Stored data:

++++

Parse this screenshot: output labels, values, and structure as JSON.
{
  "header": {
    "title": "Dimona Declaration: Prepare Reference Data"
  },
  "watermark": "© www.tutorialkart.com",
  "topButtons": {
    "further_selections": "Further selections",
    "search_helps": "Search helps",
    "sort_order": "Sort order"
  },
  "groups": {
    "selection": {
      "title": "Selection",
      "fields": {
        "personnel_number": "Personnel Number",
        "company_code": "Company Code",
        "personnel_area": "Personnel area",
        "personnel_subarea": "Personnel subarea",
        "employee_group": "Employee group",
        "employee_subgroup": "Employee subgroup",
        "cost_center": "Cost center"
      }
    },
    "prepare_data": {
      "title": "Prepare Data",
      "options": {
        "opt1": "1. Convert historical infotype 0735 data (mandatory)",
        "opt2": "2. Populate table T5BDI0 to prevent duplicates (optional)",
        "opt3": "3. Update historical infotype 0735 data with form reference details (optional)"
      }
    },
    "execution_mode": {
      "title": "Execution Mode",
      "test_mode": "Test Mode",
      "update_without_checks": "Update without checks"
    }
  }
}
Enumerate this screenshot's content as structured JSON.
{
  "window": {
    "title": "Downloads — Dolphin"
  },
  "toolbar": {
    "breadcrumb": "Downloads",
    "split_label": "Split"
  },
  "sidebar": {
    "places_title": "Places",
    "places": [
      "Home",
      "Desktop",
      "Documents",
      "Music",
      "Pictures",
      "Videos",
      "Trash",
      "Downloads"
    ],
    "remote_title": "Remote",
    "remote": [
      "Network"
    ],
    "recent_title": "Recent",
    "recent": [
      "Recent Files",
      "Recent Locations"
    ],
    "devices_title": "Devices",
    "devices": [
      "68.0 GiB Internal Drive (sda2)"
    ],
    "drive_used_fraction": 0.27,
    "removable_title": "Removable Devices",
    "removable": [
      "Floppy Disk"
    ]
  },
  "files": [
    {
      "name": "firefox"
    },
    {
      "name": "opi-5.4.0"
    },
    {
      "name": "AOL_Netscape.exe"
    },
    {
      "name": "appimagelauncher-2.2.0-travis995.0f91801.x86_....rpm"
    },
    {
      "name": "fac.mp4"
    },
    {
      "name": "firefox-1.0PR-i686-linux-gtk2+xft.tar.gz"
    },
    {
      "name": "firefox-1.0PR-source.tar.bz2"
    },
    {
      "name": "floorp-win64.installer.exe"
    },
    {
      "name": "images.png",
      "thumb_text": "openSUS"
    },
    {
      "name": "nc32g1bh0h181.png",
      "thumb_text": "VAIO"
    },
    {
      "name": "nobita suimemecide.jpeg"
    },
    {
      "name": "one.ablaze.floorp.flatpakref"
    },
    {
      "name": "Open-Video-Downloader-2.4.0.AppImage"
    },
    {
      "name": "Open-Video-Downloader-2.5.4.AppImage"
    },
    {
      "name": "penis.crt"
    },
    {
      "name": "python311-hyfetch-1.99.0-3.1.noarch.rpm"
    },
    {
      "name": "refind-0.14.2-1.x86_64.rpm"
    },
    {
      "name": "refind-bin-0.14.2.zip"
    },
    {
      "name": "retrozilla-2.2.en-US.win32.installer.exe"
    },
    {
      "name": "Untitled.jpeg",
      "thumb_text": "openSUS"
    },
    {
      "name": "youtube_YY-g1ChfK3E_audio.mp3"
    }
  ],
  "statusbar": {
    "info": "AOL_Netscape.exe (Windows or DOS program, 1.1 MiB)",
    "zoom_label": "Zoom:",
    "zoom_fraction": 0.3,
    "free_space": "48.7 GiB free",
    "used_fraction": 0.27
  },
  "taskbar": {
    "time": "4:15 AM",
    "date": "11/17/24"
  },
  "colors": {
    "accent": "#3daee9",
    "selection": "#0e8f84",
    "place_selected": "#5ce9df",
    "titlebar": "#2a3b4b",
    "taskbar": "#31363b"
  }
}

++++

(REQUIRED WORK) Only a number is wanted: how many lines above include "Personnel"?

(TASK SOLUTION) 3